> To be done:
1. Which Python version does the forecasting script's header list as a requirement?
2. Locate every line in the listing that contains the word "Chipset" and copy each of them.

> Reading text:
◆ ◆ ◆

In [None]:
# run_all.py
# Advanced Time Series Forecasting with Neural State Space Models (NSSMs)
# This script generates data, trains a VAE-style NSSM and a baseline LSTM, and evaluates them.
# Requirements: Python 3.8+, torch, numpy, matplotlib, scikit-learn
# Install: pip install torch numpy matplotlib scikit-learn

import os
import math
import json
from pathlib import Path
import numpy as np
import torch
import torch.nn as nn
from torch.utils.data import Dataset, DataLoader
from sklearn.metrics import mean_squared_error, mean_absolute_error
import matplotlib.pyplot as plt

device = torch.device("cuda" if torch.cuda.is_available() else "cpu")
OUTDIR = Path("outputs")
OUTDIR.mkdir(exist_ok=True)

# -------------------- Dataset generation --------------------
def generate_multivariate_series(seq_len=1000, n_features=5, seed=0):
    np.random.seed(seed)

◆ ◆ ◆

> Data lines:
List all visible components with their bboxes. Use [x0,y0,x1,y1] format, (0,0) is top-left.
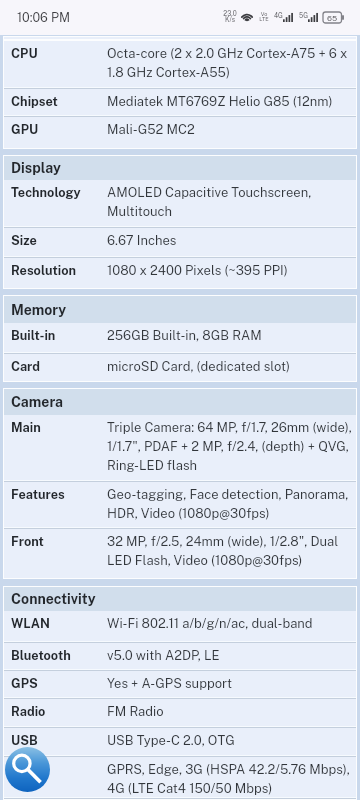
staticText: Mediatek MT6769Z Helio G85 (12nm) [107,94,356,109]
staticText: v5.0 with A2DP, LE [107,648,356,663]
button[interactable]: Memory [4,296,356,323]
staticText: 5G [299,12,308,20]
staticText: 23.0 K/s [223,10,237,24]
staticText: AMOLED Capacitive Touchscreen, Multitouc… [107,185,356,219]
button[interactable]: Resolution [4,258,356,288]
staticText: 4G [274,12,283,20]
staticText: FM Radio [107,704,356,719]
staticText: Connectivity [11,591,96,607]
staticText: USB Type-C 2.0, OTG [107,733,356,748]
staticText: Technology [11,185,107,200]
staticText: 256GB Built-in, 8GB RAM [107,328,356,343]
button[interactable]: Features [4,482,356,529]
button[interactable]: Camera [4,389,356,415]
button[interactable]: CPU [4,41,356,89]
button[interactable]: GPS [4,671,356,699]
staticText: Mali-G52 MC2 [107,122,356,137]
staticText: Geo-tagging, Face detection, Panorama, H… [107,487,356,521]
button[interactable]: Card [4,354,356,381]
staticText: Octa-core (2 x 2.0 GHz Cortex-A75 + 6 x … [107,46,356,80]
button[interactable]: Search [5,747,50,792]
staticText: GPS [11,676,107,691]
staticText: 10:06 PM [17,10,70,25]
staticText: Chipset [11,94,107,109]
button[interactable]: GPU [4,117,356,148]
staticText: Triple Camera: 64 MP, f/1.7, 26mm (wide)… [107,420,356,473]
staticText: microSD Card, (dedicated slot) [107,359,356,374]
staticText: Yes + A-GPS support [107,676,356,691]
staticText: Radio [11,704,107,719]
button[interactable]: Main [4,415,356,482]
staticText: USB [11,733,107,748]
staticText: Main [11,420,107,435]
button[interactable]: Bluetooth [4,643,356,671]
staticText: Card [11,359,107,374]
button[interactable]: Display [4,156,356,180]
staticText: Bluetooth [11,648,107,663]
button[interactable]: Technology [4,180,356,228]
staticText: GPRS, Edge, 3G (HSPA 42.2/5.76 Mbps), 4G… [107,762,356,796]
button[interactable]: Size [4,228,356,258]
button[interactable]: USB [4,728,356,757]
staticText: Built-in [11,328,107,343]
staticText: Camera [11,394,63,410]
staticText: Display [11,160,61,176]
button[interactable]: Connectivity [4,587,356,611]
staticText: Features [11,487,107,502]
staticText: GPU [11,122,107,137]
staticText: 65 [327,13,338,22]
staticText: WLAN [11,616,107,631]
button[interactable]: Radio [4,699,356,728]
button[interactable]: WLAN [4,611,356,643]
staticText: Resolution [11,263,107,278]
staticText: CPU [11,46,107,61]
button[interactable]: GPRS, Edge, 3G (HSPA 42.2/5.76 Mbps), 4G… [4,757,356,799]
staticText: Front [11,534,107,549]
staticText: 1080 x 2400 Pixels (~395 PPI) [107,263,356,278]
staticText: Wi-Fi 802.11 a/b/g/n/ac, dual-band [107,616,356,631]
staticText: Size [11,233,107,248]
staticText: Vo LTE [259,11,269,23]
staticText: 6.67 Inches [107,233,356,248]
staticText [11,762,107,777]
staticText: Memory [11,302,67,318]
button[interactable]: Chipset [4,89,356,117]
button[interactable]: Built-in [4,323,356,354]
staticText: 32 MP, f/2.5, 24mm (wide), 1/2.8", Dual … [107,534,356,568]
button[interactable]: Front [4,529,356,578]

◆ ◆ ◆

> Completed exercise:
1. Python 3.8 or later.

2.
staticText: Chipset [11,94,107,109]
button[interactable]: Chipset [4,89,356,117]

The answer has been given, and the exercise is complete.